## Dataset extract
☆ ☆ ☆ ☆

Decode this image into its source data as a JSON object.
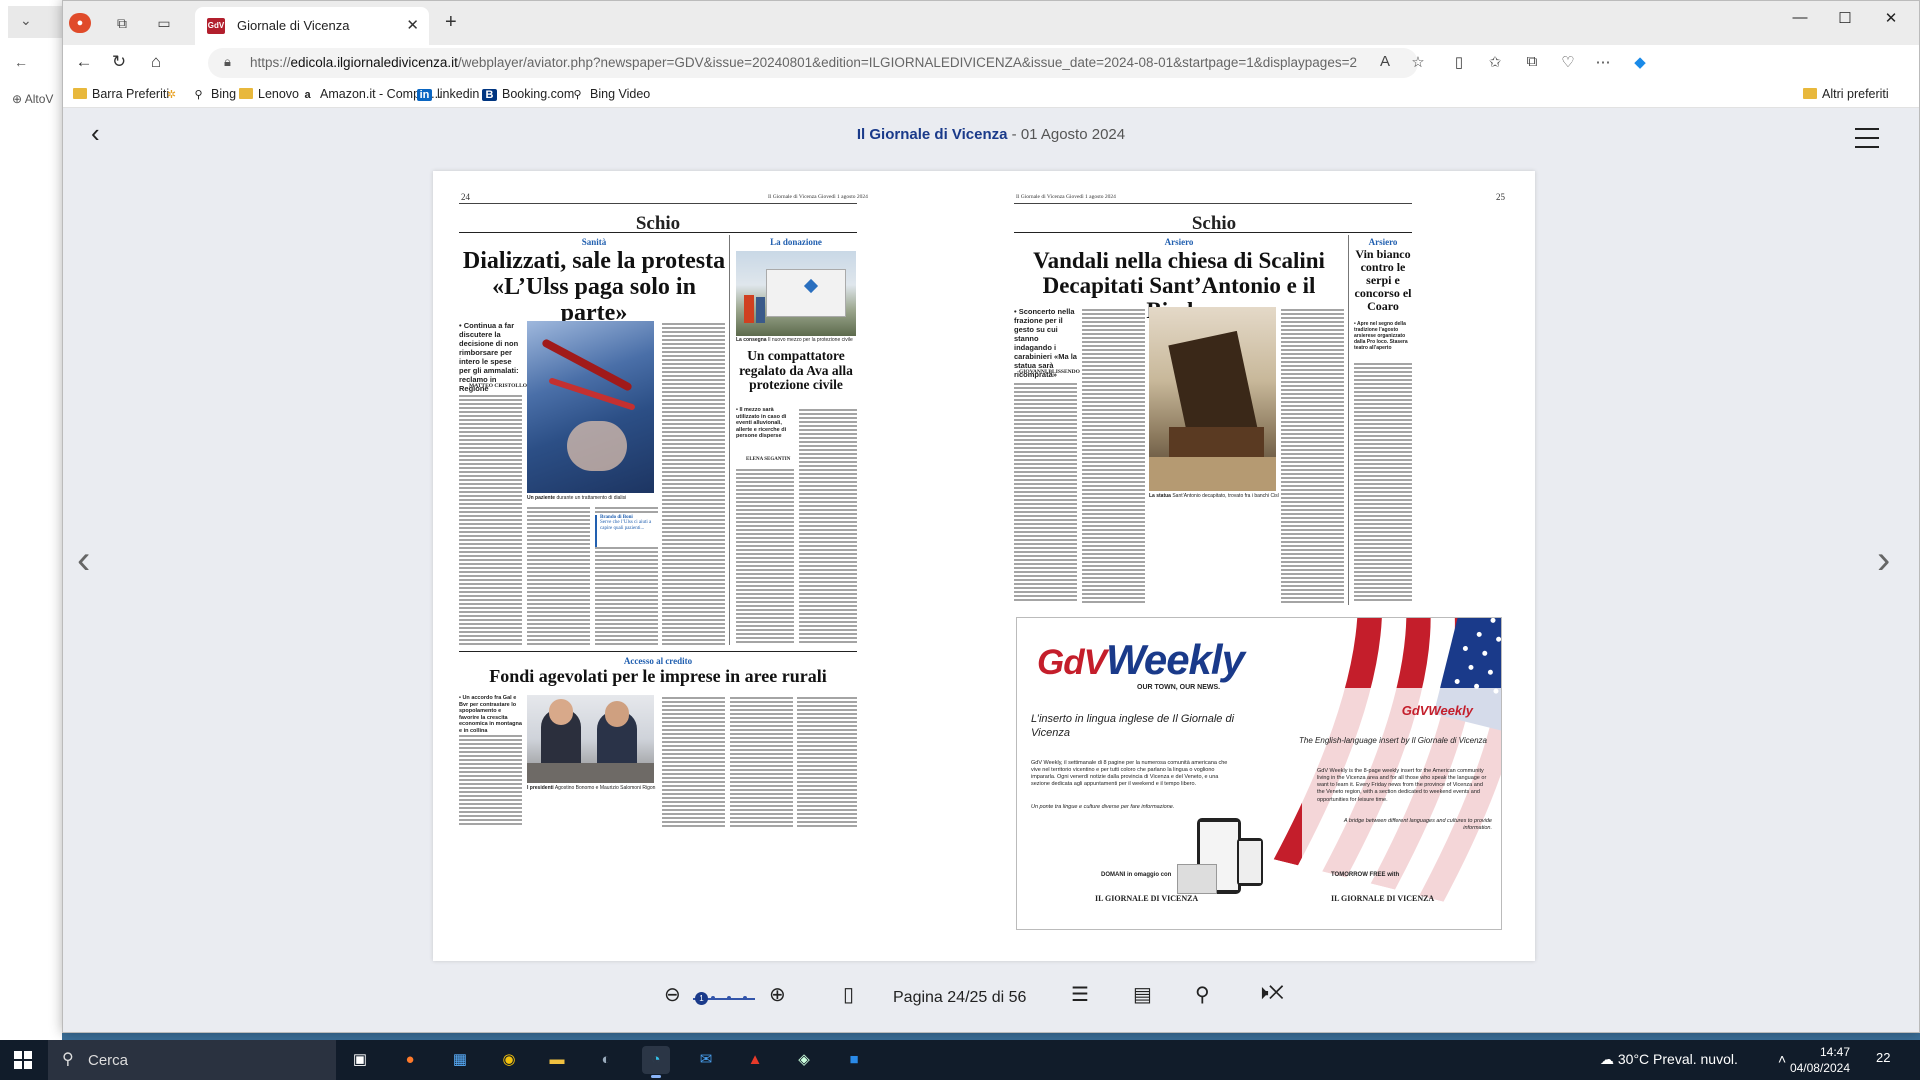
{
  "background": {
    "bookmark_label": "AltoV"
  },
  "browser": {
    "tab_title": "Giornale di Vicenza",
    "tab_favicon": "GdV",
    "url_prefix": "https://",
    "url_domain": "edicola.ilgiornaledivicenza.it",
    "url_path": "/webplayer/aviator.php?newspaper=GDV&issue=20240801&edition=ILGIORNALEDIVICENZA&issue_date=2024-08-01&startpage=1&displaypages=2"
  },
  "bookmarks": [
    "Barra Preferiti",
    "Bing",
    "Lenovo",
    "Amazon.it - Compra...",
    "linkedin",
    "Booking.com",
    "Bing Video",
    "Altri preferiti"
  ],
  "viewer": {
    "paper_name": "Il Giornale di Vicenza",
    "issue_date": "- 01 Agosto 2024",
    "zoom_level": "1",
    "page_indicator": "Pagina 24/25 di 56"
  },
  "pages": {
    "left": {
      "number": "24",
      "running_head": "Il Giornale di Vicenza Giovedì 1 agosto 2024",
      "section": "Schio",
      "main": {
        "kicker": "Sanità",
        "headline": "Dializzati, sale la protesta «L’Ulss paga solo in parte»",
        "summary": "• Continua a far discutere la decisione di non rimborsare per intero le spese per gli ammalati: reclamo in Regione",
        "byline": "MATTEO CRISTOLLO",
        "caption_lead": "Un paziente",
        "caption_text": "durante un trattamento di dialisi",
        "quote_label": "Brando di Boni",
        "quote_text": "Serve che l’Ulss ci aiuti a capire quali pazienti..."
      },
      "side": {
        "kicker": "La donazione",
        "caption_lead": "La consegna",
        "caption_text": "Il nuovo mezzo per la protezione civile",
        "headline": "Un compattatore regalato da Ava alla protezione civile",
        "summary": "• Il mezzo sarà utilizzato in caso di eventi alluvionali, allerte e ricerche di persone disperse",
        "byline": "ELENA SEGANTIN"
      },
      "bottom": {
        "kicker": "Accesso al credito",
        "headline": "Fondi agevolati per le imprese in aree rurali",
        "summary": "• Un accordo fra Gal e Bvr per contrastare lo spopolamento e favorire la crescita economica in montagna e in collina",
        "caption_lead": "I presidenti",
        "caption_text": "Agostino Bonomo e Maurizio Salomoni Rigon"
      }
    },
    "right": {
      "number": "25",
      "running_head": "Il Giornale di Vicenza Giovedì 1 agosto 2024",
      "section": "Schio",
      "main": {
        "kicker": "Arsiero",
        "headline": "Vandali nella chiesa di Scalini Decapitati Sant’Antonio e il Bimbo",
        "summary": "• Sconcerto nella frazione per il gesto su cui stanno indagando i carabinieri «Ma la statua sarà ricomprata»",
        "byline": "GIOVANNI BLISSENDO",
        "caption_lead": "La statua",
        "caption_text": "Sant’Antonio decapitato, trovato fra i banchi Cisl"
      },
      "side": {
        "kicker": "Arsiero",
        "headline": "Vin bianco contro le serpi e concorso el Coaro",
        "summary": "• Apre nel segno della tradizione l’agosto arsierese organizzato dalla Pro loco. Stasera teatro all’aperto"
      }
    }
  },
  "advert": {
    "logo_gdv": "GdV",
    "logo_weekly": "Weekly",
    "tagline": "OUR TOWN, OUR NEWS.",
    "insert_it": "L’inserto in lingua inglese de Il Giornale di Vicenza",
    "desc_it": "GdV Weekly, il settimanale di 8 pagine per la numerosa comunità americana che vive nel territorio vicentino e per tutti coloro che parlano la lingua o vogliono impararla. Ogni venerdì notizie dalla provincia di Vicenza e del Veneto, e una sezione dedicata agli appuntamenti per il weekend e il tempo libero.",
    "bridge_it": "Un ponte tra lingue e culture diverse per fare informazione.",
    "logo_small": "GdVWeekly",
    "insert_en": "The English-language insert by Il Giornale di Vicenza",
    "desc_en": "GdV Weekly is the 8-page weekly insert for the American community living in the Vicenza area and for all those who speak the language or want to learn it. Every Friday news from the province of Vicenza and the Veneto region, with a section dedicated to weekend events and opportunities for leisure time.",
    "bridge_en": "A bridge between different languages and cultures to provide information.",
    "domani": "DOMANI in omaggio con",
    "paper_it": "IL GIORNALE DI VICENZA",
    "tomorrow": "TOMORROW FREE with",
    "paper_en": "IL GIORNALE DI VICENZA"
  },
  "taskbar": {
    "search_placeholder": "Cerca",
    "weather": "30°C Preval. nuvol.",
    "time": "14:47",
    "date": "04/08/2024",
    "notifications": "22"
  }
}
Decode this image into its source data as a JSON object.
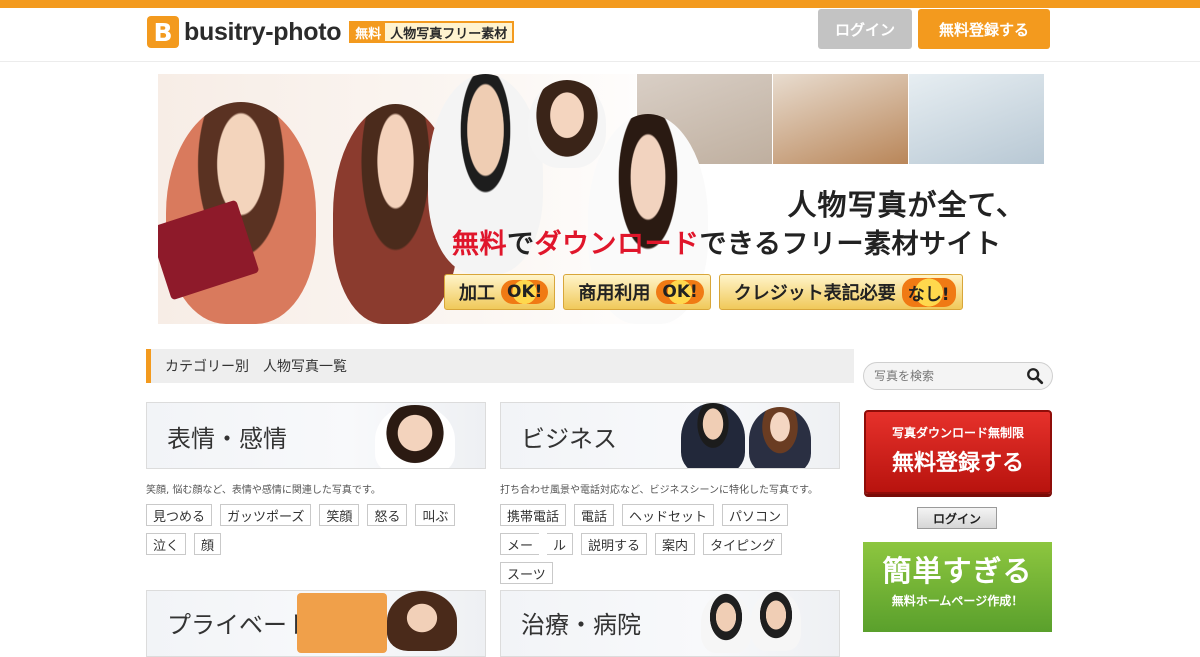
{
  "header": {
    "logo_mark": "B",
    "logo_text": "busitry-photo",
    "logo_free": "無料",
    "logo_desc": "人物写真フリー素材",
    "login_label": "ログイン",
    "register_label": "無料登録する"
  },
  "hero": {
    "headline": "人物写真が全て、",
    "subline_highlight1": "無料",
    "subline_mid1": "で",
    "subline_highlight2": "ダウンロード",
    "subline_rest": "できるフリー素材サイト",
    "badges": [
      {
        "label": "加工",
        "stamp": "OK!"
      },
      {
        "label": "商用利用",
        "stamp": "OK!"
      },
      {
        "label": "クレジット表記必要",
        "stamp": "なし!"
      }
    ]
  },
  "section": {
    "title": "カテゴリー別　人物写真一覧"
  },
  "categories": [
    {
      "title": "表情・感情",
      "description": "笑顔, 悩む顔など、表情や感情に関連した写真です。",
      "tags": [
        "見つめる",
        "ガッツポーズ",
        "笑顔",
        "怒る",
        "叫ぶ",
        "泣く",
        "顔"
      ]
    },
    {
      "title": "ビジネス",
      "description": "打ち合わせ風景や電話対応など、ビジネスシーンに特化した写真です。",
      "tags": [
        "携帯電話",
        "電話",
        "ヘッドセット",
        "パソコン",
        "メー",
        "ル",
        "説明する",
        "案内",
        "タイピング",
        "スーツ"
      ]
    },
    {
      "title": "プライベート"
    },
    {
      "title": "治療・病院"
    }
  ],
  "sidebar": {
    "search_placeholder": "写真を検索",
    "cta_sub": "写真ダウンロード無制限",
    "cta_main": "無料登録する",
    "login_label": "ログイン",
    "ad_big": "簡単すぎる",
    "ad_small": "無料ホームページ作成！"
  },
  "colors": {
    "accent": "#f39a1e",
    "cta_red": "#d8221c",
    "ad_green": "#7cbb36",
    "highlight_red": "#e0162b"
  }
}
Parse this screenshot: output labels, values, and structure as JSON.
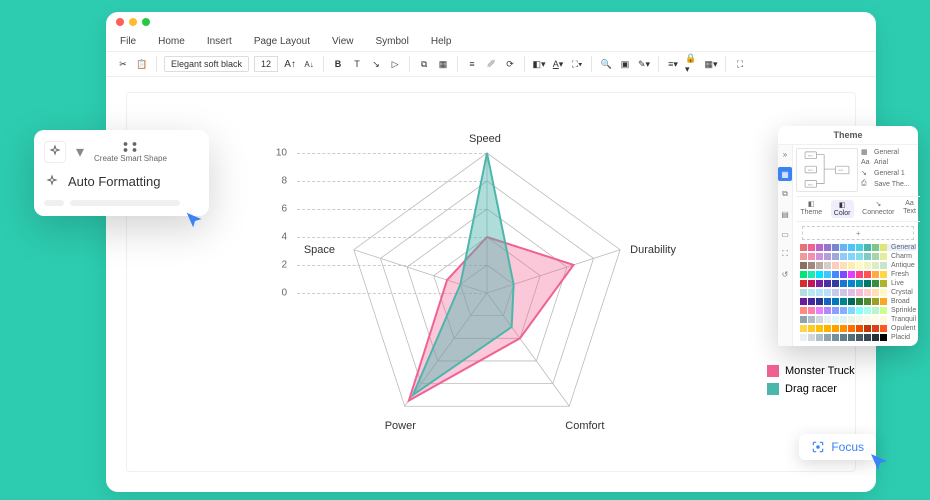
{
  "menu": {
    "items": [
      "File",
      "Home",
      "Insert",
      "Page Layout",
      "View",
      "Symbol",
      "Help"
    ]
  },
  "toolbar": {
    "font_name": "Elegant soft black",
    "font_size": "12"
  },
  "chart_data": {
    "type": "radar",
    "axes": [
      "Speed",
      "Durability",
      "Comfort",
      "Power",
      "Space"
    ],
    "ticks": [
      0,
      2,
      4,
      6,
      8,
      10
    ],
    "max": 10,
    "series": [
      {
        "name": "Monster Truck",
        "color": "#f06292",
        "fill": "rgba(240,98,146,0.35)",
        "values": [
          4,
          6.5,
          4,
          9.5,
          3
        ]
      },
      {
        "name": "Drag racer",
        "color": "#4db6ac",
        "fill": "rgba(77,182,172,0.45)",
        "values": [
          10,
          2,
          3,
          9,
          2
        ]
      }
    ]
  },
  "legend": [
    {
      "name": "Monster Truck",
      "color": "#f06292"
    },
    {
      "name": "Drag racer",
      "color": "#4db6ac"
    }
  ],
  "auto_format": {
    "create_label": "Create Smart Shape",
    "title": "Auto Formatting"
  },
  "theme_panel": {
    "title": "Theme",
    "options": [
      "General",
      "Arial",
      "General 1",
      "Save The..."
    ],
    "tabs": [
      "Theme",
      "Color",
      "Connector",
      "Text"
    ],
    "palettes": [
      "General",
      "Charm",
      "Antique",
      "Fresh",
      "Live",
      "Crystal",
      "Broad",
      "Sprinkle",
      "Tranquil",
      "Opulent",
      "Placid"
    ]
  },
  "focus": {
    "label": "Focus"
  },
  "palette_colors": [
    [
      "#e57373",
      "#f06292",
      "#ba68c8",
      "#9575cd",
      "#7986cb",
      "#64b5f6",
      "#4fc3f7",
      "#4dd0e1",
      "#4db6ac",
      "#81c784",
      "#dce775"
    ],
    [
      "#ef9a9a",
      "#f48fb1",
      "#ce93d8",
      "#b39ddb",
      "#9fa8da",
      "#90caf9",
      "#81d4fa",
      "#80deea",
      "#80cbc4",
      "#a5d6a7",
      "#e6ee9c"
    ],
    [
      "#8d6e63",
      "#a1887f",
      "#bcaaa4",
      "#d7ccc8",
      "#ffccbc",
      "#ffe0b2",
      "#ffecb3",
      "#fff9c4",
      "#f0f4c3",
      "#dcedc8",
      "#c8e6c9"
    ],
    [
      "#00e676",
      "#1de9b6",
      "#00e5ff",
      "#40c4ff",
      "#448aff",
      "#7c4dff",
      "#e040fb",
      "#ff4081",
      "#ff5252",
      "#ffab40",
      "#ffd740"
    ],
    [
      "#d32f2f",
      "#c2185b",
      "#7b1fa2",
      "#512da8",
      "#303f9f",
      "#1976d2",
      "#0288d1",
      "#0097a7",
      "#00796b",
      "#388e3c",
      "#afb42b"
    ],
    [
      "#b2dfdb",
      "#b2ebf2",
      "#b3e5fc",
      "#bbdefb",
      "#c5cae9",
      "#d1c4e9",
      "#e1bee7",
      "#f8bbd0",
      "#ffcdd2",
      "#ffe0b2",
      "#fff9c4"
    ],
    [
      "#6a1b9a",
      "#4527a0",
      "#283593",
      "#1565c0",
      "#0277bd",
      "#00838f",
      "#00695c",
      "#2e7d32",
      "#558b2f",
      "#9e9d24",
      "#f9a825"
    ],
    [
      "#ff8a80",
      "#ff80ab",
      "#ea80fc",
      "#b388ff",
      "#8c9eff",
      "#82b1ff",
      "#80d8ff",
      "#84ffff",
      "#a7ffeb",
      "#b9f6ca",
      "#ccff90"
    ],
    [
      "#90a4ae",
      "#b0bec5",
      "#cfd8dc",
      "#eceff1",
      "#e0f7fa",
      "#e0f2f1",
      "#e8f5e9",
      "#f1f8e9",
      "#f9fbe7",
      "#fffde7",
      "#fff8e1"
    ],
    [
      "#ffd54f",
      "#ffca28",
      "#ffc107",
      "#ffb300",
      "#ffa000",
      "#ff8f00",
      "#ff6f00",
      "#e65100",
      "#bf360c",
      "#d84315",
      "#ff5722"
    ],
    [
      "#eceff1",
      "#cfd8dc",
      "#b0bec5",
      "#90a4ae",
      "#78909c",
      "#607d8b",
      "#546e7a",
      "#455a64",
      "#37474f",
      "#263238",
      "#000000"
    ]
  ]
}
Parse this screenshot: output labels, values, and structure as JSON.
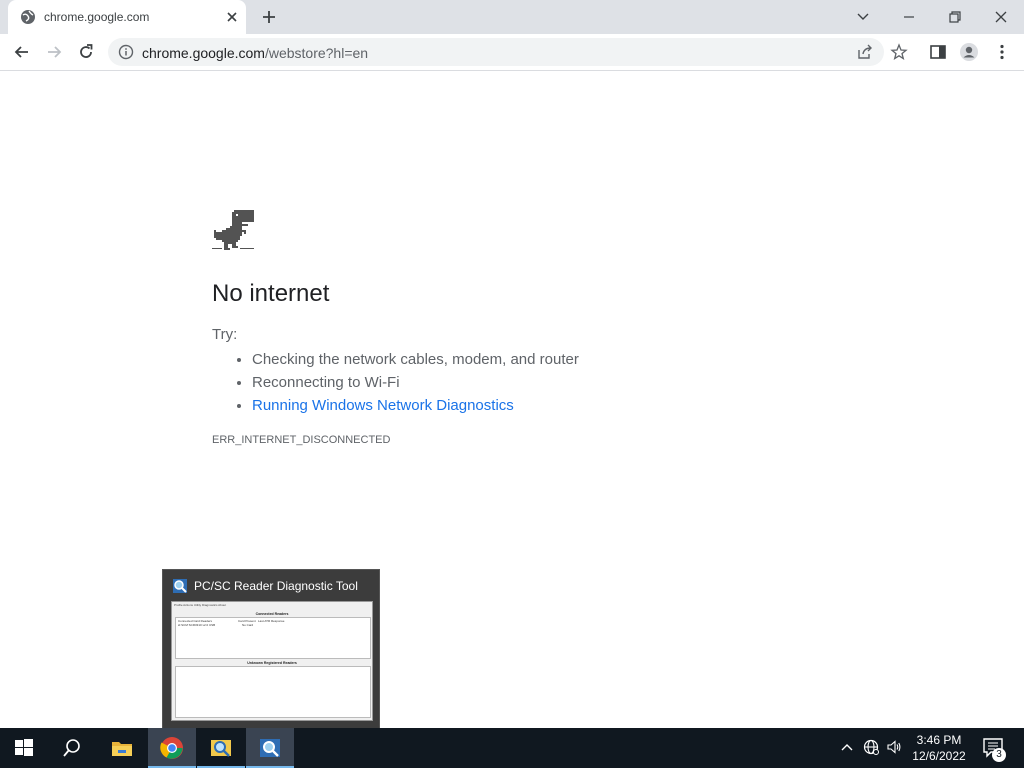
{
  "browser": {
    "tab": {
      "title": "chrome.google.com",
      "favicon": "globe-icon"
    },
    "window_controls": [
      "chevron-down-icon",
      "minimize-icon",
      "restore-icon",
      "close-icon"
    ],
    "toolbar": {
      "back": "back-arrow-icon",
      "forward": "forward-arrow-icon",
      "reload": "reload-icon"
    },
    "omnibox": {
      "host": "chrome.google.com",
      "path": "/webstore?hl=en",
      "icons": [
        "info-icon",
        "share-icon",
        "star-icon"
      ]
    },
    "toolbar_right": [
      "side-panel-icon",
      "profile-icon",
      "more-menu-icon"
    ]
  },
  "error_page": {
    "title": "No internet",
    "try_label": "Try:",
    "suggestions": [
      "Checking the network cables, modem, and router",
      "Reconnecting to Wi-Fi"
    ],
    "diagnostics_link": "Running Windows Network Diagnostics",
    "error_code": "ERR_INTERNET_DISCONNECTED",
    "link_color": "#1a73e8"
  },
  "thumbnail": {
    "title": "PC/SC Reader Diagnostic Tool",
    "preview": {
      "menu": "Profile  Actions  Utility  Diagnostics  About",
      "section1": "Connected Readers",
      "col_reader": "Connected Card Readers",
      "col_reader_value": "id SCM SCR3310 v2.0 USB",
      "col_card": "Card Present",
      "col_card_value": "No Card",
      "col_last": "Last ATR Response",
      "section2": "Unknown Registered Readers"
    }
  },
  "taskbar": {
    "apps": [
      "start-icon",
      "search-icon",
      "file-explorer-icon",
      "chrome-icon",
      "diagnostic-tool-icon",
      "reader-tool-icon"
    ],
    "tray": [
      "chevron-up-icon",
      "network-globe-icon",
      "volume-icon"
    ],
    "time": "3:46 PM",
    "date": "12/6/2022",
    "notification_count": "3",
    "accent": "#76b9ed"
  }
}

☆ ☆ ☆ ☆

Count up the lines in the listing that hold the word "arrow", and give that number only.

2